== INFORMATION SHOWN

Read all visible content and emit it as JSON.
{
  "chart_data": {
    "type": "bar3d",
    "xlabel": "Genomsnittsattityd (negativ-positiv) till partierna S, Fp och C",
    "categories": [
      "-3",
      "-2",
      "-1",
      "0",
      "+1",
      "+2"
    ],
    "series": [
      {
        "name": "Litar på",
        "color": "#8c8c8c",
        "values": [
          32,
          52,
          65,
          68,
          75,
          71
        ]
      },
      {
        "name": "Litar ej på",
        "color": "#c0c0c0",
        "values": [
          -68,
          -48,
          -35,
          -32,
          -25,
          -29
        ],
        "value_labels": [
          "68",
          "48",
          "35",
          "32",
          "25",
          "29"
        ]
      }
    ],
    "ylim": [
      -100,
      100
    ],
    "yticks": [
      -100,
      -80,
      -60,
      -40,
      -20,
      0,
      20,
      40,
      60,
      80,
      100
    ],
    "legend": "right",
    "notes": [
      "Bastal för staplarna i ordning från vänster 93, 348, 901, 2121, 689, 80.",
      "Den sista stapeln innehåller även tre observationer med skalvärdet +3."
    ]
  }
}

====
== INFORMATION SHOWN

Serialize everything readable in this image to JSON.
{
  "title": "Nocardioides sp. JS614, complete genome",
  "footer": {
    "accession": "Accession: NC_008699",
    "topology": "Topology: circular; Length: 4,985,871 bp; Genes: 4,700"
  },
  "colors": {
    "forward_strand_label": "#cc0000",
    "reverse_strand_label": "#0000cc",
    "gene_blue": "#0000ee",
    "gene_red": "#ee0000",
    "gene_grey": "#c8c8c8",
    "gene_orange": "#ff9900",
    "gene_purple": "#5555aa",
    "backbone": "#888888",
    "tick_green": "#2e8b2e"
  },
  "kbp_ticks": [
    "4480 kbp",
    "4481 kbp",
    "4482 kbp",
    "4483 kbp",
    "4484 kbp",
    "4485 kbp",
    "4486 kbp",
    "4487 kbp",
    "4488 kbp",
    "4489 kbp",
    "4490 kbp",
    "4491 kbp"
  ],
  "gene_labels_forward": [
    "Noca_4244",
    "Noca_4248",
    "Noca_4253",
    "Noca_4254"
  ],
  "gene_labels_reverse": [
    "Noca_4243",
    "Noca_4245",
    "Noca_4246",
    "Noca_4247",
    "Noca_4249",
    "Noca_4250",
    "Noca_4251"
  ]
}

====
== INFORMATION SHOWN

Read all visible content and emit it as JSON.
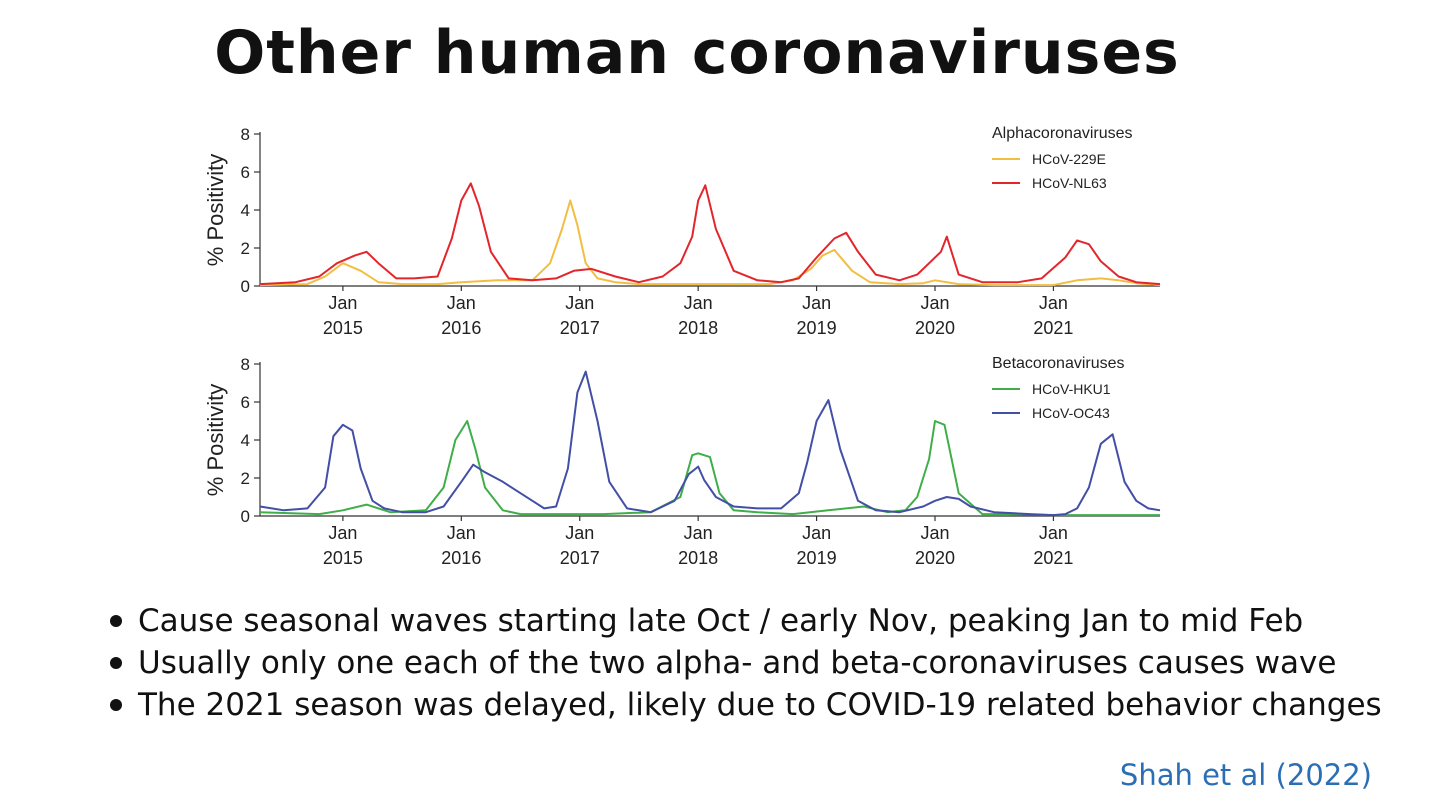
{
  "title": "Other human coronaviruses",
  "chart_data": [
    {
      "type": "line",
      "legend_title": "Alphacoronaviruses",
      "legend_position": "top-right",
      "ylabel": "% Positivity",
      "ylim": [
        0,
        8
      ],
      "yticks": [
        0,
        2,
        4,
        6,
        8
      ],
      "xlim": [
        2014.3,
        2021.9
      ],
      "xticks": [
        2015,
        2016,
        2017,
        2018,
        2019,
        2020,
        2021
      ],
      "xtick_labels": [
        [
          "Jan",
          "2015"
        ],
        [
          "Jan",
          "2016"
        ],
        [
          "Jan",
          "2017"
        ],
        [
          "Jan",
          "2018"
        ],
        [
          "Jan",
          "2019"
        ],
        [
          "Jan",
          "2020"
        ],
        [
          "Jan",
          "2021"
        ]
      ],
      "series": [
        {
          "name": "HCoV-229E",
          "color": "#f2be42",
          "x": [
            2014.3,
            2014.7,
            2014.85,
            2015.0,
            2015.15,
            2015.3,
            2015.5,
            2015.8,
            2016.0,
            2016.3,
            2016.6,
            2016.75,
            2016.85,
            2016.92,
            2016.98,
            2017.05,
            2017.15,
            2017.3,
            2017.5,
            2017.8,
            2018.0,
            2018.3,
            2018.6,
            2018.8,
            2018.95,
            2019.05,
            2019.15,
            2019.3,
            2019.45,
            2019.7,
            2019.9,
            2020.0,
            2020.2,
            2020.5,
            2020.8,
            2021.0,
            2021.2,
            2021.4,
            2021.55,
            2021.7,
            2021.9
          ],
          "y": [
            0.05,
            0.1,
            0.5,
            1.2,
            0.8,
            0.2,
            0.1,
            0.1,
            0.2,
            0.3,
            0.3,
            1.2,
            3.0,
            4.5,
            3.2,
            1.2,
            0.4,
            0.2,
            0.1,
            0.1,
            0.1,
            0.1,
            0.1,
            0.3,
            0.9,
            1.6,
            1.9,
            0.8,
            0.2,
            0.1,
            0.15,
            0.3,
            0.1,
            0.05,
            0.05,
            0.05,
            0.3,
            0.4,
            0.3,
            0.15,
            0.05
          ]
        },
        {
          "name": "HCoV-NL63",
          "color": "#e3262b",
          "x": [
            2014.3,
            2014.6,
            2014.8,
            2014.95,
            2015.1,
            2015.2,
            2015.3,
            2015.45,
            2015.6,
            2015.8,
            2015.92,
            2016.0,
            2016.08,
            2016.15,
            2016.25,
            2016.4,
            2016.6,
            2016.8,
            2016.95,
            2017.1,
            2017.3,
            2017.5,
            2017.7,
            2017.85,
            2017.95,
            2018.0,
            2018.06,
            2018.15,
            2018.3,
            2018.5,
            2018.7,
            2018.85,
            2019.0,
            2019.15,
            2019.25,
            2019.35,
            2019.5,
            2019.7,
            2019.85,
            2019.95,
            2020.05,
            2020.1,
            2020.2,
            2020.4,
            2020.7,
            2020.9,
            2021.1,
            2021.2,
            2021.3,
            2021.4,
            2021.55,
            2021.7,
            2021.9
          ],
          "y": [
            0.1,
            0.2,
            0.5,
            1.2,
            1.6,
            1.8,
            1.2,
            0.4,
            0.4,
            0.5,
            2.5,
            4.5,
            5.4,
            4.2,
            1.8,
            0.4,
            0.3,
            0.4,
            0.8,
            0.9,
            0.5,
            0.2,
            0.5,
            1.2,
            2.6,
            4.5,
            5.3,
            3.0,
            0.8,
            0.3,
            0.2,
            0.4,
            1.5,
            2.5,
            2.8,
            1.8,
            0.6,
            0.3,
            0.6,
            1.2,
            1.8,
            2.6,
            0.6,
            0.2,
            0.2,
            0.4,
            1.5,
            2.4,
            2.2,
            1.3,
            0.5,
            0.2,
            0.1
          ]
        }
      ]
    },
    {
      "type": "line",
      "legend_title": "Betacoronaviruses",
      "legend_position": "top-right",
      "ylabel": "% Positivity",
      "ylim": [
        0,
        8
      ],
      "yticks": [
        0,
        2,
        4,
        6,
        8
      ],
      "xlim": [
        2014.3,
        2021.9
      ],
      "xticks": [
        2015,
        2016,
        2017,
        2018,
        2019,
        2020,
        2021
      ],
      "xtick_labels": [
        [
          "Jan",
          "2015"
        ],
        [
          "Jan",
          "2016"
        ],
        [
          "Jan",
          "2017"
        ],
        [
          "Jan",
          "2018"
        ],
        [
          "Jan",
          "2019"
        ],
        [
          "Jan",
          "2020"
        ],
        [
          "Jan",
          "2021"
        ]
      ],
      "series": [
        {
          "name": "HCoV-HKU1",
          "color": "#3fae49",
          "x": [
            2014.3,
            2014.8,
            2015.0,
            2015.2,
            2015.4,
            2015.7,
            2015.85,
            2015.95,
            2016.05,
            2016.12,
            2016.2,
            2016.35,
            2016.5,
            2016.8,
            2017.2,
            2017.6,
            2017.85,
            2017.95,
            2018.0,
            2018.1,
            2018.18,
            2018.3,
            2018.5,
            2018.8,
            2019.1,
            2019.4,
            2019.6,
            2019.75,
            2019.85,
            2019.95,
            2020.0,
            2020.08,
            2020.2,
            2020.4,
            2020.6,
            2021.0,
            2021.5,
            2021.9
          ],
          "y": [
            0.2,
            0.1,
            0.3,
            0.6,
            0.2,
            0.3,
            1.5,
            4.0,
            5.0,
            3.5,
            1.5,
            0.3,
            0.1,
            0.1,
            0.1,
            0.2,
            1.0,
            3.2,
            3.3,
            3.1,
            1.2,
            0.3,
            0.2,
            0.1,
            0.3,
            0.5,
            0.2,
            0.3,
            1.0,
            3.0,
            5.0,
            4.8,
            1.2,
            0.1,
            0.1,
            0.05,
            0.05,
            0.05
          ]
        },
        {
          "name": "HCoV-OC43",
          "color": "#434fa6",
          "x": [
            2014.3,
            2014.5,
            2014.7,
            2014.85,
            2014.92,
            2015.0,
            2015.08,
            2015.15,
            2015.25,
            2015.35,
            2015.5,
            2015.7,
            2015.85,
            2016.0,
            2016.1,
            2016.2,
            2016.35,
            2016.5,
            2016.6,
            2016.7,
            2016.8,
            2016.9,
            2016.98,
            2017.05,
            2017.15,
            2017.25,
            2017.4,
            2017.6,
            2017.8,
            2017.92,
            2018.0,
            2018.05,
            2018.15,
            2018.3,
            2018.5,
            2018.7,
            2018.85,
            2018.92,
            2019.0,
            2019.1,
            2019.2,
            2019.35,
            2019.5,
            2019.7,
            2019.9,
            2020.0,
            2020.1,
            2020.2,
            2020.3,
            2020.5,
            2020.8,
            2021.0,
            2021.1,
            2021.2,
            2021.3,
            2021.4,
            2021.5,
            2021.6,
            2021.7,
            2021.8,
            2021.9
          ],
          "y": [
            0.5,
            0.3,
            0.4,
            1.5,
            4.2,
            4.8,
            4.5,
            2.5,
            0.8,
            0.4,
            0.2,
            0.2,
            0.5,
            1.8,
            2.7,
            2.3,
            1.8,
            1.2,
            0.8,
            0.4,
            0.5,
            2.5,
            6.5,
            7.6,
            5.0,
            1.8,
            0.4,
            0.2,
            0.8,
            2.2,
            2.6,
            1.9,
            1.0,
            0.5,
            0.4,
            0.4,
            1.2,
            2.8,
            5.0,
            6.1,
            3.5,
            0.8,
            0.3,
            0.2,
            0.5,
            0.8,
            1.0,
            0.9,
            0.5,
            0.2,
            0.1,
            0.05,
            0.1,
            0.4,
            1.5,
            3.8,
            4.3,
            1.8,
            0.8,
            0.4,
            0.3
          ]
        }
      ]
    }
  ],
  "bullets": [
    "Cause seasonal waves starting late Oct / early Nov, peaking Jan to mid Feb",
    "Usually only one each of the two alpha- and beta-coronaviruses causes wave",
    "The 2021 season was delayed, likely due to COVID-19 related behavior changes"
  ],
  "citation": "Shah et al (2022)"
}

====

### TASK TO CARRY OUT
Look through the entries above. Copy each line in which the string "HCoV" occurs.

### EXPECTED OUTPUT
          "name": "HCoV-229E",
          "name": "HCoV-NL63",
          "name": "HCoV-HKU1",
          "name": "HCoV-OC43",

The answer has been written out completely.